-- start of Exercise materials --

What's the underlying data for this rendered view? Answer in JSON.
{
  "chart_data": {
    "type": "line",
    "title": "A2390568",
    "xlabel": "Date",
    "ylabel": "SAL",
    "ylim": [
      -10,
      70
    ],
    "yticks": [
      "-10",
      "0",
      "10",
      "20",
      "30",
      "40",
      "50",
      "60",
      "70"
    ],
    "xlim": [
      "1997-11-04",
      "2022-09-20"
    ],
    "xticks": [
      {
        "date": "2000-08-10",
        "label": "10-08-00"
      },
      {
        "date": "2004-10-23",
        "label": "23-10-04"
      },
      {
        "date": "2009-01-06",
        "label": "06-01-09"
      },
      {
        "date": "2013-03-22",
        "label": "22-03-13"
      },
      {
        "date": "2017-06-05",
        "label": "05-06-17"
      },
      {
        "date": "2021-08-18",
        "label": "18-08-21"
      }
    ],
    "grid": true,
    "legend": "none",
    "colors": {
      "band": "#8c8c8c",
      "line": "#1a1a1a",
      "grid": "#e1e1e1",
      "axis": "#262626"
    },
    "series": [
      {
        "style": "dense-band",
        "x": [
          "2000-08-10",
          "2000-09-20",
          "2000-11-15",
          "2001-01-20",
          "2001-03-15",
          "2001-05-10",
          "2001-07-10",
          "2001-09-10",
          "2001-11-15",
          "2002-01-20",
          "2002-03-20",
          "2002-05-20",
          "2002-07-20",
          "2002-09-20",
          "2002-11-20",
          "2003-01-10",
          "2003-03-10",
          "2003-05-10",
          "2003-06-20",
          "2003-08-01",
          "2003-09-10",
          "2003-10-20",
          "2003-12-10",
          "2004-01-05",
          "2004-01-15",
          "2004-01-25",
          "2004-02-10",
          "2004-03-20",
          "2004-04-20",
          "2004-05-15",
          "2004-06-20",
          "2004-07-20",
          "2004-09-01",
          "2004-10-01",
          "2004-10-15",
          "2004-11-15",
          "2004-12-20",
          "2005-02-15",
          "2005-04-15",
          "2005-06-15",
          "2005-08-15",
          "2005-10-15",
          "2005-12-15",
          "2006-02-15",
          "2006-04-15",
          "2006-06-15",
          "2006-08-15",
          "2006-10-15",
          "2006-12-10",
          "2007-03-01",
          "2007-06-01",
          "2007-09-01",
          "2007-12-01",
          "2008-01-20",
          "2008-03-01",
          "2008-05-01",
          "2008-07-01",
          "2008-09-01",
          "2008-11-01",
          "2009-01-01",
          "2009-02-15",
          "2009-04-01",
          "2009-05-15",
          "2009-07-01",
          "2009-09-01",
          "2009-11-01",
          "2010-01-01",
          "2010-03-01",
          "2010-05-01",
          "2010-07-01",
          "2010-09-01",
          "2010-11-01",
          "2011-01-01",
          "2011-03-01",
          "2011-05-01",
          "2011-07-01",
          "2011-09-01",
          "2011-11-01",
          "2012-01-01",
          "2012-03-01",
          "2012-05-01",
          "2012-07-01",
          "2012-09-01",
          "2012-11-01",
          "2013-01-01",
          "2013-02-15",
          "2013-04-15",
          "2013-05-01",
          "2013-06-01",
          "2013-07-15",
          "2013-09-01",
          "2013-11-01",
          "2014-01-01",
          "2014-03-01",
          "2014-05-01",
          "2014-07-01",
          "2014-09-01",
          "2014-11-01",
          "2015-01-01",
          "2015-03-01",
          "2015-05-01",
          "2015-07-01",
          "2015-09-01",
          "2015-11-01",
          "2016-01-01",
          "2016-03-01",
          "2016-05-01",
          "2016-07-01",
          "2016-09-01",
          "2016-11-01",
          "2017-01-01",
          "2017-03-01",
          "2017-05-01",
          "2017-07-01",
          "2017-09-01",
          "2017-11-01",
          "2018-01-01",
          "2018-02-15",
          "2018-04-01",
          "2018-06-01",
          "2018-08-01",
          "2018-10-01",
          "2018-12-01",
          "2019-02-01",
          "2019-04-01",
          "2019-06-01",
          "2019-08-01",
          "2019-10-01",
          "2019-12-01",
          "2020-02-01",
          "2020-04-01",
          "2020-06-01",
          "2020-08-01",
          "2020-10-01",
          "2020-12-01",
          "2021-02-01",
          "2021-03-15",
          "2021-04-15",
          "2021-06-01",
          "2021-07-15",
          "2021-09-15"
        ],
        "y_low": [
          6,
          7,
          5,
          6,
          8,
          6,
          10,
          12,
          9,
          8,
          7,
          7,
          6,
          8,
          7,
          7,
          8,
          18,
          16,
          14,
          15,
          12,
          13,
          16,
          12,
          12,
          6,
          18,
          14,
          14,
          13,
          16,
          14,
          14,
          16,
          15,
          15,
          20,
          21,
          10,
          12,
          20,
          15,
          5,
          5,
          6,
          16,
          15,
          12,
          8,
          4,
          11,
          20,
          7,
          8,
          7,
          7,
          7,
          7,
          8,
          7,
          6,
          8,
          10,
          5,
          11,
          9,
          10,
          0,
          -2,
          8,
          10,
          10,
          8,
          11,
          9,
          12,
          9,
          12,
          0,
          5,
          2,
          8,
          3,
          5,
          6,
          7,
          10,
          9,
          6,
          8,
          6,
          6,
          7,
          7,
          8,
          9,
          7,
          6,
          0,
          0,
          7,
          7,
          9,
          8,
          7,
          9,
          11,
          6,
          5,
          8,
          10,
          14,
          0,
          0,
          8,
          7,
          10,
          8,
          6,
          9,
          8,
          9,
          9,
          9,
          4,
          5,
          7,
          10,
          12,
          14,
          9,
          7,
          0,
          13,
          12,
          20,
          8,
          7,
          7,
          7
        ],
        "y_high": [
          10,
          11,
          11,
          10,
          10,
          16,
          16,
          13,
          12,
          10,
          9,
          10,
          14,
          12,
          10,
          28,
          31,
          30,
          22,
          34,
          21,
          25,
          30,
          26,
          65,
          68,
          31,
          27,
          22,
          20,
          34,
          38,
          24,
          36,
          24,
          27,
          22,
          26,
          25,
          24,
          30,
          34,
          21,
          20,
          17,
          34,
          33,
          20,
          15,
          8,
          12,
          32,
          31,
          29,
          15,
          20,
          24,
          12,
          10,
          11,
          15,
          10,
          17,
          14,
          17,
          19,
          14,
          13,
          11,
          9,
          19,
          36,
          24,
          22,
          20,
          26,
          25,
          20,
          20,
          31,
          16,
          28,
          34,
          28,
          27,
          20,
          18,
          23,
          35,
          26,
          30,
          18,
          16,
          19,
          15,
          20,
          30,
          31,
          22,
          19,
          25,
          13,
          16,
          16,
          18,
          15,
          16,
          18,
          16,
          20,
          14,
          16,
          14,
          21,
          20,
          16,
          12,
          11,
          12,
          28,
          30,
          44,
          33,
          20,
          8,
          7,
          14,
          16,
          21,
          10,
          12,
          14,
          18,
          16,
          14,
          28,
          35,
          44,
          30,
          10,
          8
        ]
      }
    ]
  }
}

-- end of Exercise materials --

→ **Your goal**
Using the listing above, retype each line exactly.

→ **The response**
What's the underlying data for this rendered view? Answer in JSON.
{
  "chart_data": {
    "type": "line",
    "title": "A2390568",
    "xlabel": "Date",
    "ylabel": "SAL",
    "ylim": [
      -10,
      70
    ],
    "yticks": [
      "-10",
      "0",
      "10",
      "20",
      "30",
      "40",
      "50",
      "60",
      "70"
    ],
    "xlim": [
      "1997-11-04",
      "2022-09-20"
    ],
    "xticks": [
      {
        "date": "2000-08-10",
        "label": "10-08-00"
      },
      {
        "date": "2004-10-23",
        "label": "23-10-04"
      },
      {
        "date": "2009-01-06",
        "label": "06-01-09"
      },
      {
        "date": "2013-03-22",
        "label": "22-03-13"
      },
      {
        "date": "2017-06-05",
        "label": "05-06-17"
      },
      {
        "date": "2021-08-18",
        "label": "18-08-21"
      }
    ],
    "grid": true,
    "legend": "none",
    "colors": {
      "band": "#8c8c8c",
      "line": "#1a1a1a",
      "grid": "#e1e1e1",
      "axis": "#262626"
    },
    "series": [
      {
        "style": "dense-band",
        "x": [
          "2000-08-10",
          "2000-09-20",
          "2000-11-15",
          "2001-01-20",
          "2001-03-15",
          "2001-05-10",
          "2001-07-10",
          "2001-09-10",
          "2001-11-15",
          "2002-01-20",
          "2002-03-20",
          "2002-05-20",
          "2002-07-20",
          "2002-09-20",
          "2002-11-20",
          "2003-01-10",
          "2003-03-10",
          "2003-05-10",
          "2003-06-20",
          "2003-08-01",
          "2003-09-10",
          "2003-10-20",
          "2003-12-10",
          "2004-01-05",
          "2004-01-15",
          "2004-01-25",
          "2004-02-10",
          "2004-03-20",
          "2004-04-20",
          "2004-05-15",
          "2004-06-20",
          "2004-07-20",
          "2004-09-01",
          "2004-10-01",
          "2004-10-15",
          "2004-11-15",
          "2004-12-20",
          "2005-02-15",
          "2005-04-15",
          "2005-06-15",
          "2005-08-15",
          "2005-10-15",
          "2005-12-15",
          "2006-02-15",
          "2006-04-15",
          "2006-06-15",
          "2006-08-15",
          "2006-10-15",
          "2006-12-10",
          "2007-03-01",
          "2007-06-01",
          "2007-09-01",
          "2007-12-01",
          "2008-01-20",
          "2008-03-01",
          "2008-05-01",
          "2008-07-01",
          "2008-09-01",
          "2008-11-01",
          "2009-01-01",
          "2009-02-15",
          "2009-04-01",
          "2009-05-15",
          "2009-07-01",
          "2009-09-01",
          "2009-11-01",
          "2010-01-01",
          "2010-03-01",
          "2010-05-01",
          "2010-07-01",
          "2010-09-01",
          "2010-11-01",
          "2011-01-01",
          "2011-03-01",
          "2011-05-01",
          "2011-07-01",
          "2011-09-01",
          "2011-11-01",
          "2012-01-01",
          "2012-03-01",
          "2012-05-01",
          "2012-07-01",
          "2012-09-01",
          "2012-11-01",
          "2013-01-01",
          "2013-02-15",
          "2013-04-15",
          "2013-05-01",
          "2013-06-01",
          "2013-07-15",
          "2013-09-01",
          "2013-11-01",
          "2014-01-01",
          "2014-03-01",
          "2014-05-01",
          "2014-07-01",
          "2014-09-01",
          "2014-11-01",
          "2015-01-01",
          "2015-03-01",
          "2015-05-01",
          "2015-07-01",
          "2015-09-01",
          "2015-11-01",
          "2016-01-01",
          "2016-03-01",
          "2016-05-01",
          "2016-07-01",
          "2016-09-01",
          "2016-11-01",
          "2017-01-01",
          "2017-03-01",
          "2017-05-01",
          "2017-07-01",
          "2017-09-01",
          "2017-11-01",
          "2018-01-01",
          "2018-02-15",
          "2018-04-01",
          "2018-06-01",
          "2018-08-01",
          "2018-10-01",
          "2018-12-01",
          "2019-02-01",
          "2019-04-01",
          "2019-06-01",
          "2019-08-01",
          "2019-10-01",
          "2019-12-01",
          "2020-02-01",
          "2020-04-01",
          "2020-06-01",
          "2020-08-01",
          "2020-10-01",
          "2020-12-01",
          "2021-02-01",
          "2021-03-15",
          "2021-04-15",
          "2021-06-01",
          "2021-07-15",
          "2021-09-15"
        ],
        "y_low": [
          6,
          7,
          5,
          6,
          8,
          6,
          10,
          12,
          9,
          8,
          7,
          7,
          6,
          8,
          7,
          7,
          8,
          18,
          16,
          14,
          15,
          12,
          13,
          16,
          12,
          12,
          6,
          18,
          14,
          14,
          13,
          16,
          14,
          14,
          16,
          15,
          15,
          20,
          21,
          10,
          12,
          20,
          15,
          5,
          5,
          6,
          16,
          15,
          12,
          8,
          4,
          11,
          20,
          7,
          8,
          7,
          7,
          7,
          7,
          8,
          7,
          6,
          8,
          10,
          5,
          11,
          9,
          10,
          0,
          -2,
          8,
          10,
          10,
          8,
          11,
          9,
          12,
          9,
          12,
          0,
          5,
          2,
          8,
          3,
          5,
          6,
          7,
          10,
          9,
          6,
          8,
          6,
          6,
          7,
          7,
          8,
          9,
          7,
          6,
          0,
          0,
          7,
          7,
          9,
          8,
          7,
          9,
          11,
          6,
          5,
          8,
          10,
          14,
          0,
          0,
          8,
          7,
          10,
          8,
          6,
          9,
          8,
          9,
          9,
          9,
          4,
          5,
          7,
          10,
          12,
          14,
          9,
          7,
          0,
          13,
          12,
          20,
          8,
          7,
          7,
          7
        ],
        "y_high": [
          10,
          11,
          11,
          10,
          10,
          16,
          16,
          13,
          12,
          10,
          9,
          10,
          14,
          12,
          10,
          28,
          31,
          30,
          22,
          34,
          21,
          25,
          30,
          26,
          65,
          68,
          31,
          27,
          22,
          20,
          34,
          38,
          24,
          36,
          24,
          27,
          22,
          26,
          25,
          24,
          30,
          34,
          21,
          20,
          17,
          34,
          33,
          20,
          15,
          8,
          12,
          32,
          31,
          29,
          15,
          20,
          24,
          12,
          10,
          11,
          15,
          10,
          17,
          14,
          17,
          19,
          14,
          13,
          11,
          9,
          19,
          36,
          24,
          22,
          20,
          26,
          25,
          20,
          20,
          31,
          16,
          28,
          34,
          28,
          27,
          20,
          18,
          23,
          35,
          26,
          30,
          18,
          16,
          19,
          15,
          20,
          30,
          31,
          22,
          19,
          25,
          13,
          16,
          16,
          18,
          15,
          16,
          18,
          16,
          20,
          14,
          16,
          14,
          21,
          20,
          16,
          12,
          11,
          12,
          28,
          30,
          44,
          33,
          20,
          8,
          7,
          14,
          16,
          21,
          10,
          12,
          14,
          18,
          16,
          14,
          28,
          35,
          44,
          30,
          10,
          8
        ]
      }
    ]
  }
}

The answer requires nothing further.